- [WHAT YOU WILL DO]:
Repeat the full listing, word for word.

[A block of data]
============
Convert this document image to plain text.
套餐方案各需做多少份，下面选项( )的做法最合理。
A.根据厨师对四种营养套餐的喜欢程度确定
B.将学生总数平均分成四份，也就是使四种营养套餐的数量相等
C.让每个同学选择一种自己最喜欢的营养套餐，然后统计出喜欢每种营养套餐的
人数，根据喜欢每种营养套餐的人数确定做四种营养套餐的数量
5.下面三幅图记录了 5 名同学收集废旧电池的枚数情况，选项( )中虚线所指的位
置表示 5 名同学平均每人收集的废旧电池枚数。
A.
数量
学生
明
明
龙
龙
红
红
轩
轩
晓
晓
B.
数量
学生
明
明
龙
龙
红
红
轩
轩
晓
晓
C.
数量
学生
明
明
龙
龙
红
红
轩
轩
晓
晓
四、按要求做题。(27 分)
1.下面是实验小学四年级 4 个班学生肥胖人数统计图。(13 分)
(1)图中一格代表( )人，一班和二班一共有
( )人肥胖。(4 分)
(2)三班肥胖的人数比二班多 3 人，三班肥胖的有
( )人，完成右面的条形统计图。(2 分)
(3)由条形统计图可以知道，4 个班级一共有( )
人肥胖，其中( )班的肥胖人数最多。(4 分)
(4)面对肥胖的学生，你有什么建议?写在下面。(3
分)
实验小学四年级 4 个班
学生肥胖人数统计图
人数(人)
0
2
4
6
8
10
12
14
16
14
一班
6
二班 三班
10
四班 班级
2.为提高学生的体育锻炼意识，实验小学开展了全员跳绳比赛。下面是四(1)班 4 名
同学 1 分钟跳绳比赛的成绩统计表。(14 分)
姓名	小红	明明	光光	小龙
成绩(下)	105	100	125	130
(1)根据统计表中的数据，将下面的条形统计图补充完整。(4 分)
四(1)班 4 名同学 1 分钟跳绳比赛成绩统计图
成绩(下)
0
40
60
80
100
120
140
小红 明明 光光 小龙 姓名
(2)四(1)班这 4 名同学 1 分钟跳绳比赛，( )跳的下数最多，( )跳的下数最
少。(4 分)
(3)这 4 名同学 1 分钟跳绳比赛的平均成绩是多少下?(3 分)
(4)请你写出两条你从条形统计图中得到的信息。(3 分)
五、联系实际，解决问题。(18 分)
============
- [OUTPUT OF THE TASK]:
Convert this document image to plain text.
套餐方案各需做多少份，下面选项( )的做法最合理。
A.根据厨师对四种营养套餐的喜欢程度确定
B.将学生总数平均分成四份，也就是使四种营养套餐的数量相等
C.让每个同学选择一种自己最喜欢的营养套餐，然后统计出喜欢每种营养套餐的
人数，根据喜欢每种营养套餐的人数确定做四种营养套餐的数量
5.下面三幅图记录了 5 名同学收集废旧电池的枚数情况，选项( )中虚线所指的位
置表示 5 名同学平均每人收集的废旧电池枚数。
A.
数量
学生
明
明
龙
龙
红
红
轩
轩
晓
晓
B.
数量
学生
明
明
龙
龙
红
红
轩
轩
晓
晓
C.
数量
学生
明
明
龙
龙
红
红
轩
轩
晓
晓
四、按要求做题。(27 分)
1.下面是实验小学四年级 4 个班学生肥胖人数统计图。(13 分)
(1)图中一格代表( )人，一班和二班一共有
( )人肥胖。(4 分)
(2)三班肥胖的人数比二班多 3 人，三班肥胖的有
( )人，完成右面的条形统计图。(2 分)
(3)由条形统计图可以知道，4 个班级一共有( )
人肥胖，其中( )班的肥胖人数最多。(4 分)
(4)面对肥胖的学生，你有什么建议?写在下面。(3
分)
实验小学四年级 4 个班
学生肥胖人数统计图
人数(人)
0
2
4
6
8
10
12
14
16
14
一班
6
二班 三班
10
四班 班级
2.为提高学生的体育锻炼意识，实验小学开展了全员跳绳比赛。下面是四(1)班 4 名
同学 1 分钟跳绳比赛的成绩统计表。(14 分)
姓名	小红	明明	光光	小龙
成绩(下)	105	100	125	130
(1)根据统计表中的数据，将下面的条形统计图补充完整。(4 分)
四(1)班 4 名同学 1 分钟跳绳比赛成绩统计图
成绩(下)
0
40
60
80
100
120
140
小红 明明 光光 小龙 姓名
(2)四(1)班这 4 名同学 1 分钟跳绳比赛，( )跳的下数最多，( )跳的下数最
少。(4 分)
(3)这 4 名同学 1 分钟跳绳比赛的平均成绩是多少下?(3 分)
(4)请你写出两条你从条形统计图中得到的信息。(3 分)
五、联系实际，解决问题。(18 分)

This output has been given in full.